◆ **Stored items**:
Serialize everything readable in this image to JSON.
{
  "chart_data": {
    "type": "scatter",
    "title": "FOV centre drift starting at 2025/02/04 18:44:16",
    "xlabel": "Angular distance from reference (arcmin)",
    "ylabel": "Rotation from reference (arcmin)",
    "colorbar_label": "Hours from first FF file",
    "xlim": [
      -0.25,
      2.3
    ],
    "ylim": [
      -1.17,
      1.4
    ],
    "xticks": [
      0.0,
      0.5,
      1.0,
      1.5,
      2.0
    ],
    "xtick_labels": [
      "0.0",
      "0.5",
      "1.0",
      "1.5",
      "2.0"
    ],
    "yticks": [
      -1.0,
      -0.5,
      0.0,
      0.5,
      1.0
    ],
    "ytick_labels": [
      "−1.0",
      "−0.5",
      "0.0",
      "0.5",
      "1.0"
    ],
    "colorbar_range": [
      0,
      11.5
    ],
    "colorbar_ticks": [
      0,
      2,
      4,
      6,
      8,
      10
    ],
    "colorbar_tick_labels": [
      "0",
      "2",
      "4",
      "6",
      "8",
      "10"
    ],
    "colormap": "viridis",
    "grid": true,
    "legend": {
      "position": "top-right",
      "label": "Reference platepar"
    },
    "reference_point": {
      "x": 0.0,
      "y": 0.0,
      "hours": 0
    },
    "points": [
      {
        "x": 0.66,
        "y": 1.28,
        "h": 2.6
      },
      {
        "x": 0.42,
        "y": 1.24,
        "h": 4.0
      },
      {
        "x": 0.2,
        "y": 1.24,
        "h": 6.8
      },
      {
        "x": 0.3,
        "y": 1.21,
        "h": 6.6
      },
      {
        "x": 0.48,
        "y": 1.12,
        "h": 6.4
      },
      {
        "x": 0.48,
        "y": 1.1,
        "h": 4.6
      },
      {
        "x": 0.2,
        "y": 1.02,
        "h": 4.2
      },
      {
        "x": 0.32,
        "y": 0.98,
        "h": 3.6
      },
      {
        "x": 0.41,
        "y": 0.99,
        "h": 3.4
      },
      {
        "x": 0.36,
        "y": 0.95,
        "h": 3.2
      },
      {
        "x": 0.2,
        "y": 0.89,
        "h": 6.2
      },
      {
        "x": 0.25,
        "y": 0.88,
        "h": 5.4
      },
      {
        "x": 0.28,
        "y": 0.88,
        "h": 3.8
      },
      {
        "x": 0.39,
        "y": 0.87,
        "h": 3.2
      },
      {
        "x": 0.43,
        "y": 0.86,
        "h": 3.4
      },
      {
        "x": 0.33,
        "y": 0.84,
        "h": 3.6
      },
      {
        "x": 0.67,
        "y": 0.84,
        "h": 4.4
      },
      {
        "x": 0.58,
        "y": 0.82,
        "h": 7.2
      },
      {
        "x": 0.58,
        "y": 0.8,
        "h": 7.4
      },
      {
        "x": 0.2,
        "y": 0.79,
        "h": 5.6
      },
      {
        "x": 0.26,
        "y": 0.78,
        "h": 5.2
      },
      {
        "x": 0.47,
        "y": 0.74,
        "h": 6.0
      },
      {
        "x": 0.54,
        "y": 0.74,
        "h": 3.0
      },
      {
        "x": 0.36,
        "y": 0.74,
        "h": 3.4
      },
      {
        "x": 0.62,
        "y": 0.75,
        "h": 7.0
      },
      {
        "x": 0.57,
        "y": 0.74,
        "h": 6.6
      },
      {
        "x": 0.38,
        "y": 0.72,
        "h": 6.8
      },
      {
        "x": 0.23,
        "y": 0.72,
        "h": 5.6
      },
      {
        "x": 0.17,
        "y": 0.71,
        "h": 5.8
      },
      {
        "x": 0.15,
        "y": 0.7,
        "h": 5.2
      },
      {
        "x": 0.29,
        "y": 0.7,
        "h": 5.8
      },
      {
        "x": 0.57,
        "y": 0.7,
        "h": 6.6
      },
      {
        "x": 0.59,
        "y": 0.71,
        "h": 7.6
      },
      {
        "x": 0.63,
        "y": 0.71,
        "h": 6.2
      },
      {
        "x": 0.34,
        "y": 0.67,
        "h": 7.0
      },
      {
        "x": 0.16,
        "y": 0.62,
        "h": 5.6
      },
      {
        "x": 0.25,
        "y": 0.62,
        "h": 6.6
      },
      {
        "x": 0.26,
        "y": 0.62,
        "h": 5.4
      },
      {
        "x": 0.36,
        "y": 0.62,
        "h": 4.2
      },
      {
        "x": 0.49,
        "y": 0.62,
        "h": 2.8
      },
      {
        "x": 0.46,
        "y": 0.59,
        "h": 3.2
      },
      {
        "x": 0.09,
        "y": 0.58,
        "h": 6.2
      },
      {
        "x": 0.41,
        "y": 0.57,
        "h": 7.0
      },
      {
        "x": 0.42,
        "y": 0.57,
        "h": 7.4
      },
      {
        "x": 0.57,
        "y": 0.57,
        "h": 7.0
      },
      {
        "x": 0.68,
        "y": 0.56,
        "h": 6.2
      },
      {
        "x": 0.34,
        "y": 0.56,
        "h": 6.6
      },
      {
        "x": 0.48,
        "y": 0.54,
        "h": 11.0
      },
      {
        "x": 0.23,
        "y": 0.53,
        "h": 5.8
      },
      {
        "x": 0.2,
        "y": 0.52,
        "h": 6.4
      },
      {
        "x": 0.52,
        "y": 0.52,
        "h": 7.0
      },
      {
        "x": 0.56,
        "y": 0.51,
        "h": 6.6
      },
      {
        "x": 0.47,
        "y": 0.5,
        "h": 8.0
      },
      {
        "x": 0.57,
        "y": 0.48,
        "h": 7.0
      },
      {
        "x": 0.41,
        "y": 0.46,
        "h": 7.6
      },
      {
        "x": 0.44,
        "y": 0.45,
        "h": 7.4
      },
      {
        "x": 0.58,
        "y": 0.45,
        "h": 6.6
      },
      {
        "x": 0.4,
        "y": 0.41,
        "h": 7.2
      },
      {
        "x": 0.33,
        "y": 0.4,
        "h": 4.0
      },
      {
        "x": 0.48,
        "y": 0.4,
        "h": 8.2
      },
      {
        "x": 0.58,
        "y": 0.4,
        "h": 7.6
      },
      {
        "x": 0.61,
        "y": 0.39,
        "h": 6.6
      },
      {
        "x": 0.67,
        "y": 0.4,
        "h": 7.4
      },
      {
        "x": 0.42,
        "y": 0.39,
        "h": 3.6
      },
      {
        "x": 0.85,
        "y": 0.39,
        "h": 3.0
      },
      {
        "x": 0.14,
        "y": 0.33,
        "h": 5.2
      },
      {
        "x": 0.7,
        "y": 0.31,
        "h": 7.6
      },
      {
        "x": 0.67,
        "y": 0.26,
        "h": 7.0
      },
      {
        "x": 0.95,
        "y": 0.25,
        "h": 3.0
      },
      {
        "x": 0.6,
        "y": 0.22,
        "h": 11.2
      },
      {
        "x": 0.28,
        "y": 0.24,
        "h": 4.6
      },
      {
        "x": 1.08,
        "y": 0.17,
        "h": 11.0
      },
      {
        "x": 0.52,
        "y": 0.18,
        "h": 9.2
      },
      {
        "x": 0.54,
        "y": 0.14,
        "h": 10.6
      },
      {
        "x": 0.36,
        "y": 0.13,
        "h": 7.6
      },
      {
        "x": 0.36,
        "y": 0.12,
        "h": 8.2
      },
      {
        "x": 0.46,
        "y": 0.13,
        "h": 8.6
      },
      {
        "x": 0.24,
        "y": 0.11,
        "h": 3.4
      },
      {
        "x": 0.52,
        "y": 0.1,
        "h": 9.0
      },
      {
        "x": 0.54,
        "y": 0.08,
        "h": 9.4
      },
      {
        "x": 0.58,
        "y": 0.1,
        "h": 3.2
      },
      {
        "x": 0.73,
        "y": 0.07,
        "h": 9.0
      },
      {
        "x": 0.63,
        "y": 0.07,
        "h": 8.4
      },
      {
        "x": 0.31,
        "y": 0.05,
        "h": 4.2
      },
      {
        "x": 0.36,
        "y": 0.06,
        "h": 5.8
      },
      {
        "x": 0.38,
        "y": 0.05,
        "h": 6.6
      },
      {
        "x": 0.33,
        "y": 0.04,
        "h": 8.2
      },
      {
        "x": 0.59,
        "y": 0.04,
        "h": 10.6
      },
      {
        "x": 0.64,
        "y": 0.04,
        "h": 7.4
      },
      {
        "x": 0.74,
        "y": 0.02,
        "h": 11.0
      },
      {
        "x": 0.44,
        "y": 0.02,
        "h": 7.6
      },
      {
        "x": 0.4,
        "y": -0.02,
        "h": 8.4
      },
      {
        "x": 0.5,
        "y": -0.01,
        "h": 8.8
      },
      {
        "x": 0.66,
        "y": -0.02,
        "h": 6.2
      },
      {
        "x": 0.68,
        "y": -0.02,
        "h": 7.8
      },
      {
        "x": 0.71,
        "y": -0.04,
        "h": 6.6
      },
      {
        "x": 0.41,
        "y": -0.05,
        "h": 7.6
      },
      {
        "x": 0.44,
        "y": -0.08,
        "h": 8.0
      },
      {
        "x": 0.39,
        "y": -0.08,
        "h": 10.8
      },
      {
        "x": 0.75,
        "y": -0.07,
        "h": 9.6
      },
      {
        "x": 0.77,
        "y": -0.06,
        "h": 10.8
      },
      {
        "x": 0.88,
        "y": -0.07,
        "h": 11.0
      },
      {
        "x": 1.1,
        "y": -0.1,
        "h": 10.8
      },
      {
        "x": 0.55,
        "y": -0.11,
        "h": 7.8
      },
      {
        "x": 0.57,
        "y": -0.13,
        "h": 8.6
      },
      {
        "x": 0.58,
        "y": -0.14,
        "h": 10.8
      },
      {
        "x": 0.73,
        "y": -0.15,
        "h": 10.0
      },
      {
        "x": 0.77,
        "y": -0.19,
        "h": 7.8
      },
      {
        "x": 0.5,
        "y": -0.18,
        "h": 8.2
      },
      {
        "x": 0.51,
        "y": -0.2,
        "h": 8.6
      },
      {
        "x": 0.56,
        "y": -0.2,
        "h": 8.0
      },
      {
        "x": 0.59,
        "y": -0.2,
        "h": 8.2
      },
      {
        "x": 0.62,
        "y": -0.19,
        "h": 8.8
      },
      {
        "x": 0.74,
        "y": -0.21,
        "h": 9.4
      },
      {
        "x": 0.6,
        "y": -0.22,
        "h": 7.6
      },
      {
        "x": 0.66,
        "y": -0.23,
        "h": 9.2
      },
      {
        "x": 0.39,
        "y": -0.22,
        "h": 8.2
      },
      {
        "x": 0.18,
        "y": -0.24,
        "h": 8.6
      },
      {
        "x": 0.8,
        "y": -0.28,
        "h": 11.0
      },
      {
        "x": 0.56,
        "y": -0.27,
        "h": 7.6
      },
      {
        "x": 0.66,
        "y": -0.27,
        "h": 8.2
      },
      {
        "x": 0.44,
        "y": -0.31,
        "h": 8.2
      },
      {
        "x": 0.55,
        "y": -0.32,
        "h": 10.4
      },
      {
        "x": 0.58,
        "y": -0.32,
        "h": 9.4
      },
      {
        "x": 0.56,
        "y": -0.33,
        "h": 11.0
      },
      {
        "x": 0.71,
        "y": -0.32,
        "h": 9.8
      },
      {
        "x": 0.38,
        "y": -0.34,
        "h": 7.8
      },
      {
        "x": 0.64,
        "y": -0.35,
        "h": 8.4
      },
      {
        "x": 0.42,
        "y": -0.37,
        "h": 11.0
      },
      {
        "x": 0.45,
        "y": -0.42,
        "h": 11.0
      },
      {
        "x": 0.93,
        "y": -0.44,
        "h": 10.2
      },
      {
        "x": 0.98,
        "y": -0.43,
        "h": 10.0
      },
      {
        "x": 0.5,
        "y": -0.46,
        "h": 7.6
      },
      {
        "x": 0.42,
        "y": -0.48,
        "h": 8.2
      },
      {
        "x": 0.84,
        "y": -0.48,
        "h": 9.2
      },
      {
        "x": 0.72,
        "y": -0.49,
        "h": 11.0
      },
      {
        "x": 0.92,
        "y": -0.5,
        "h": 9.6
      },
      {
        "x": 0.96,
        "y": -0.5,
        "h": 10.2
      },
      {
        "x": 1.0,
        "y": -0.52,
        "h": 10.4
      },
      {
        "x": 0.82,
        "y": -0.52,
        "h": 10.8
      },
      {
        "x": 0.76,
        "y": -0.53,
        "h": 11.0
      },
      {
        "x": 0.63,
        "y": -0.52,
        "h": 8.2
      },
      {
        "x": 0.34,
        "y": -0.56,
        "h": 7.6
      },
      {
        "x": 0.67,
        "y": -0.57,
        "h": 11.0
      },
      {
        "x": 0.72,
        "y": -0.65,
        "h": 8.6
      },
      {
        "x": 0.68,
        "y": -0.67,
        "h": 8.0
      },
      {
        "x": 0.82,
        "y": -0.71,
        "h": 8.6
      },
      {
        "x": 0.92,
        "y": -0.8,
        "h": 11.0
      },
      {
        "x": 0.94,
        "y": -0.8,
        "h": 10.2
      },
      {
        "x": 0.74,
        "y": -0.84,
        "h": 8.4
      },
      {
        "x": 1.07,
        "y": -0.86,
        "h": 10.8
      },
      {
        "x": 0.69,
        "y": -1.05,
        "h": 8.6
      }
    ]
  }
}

◆ **Brief**:
Pick out every line with the string "arcmin" and copy it.

◆ **Task response**:
    "xlabel": "Angular distance from reference (arcmin)",
    "ylabel": "Rotation from reference (arcmin)",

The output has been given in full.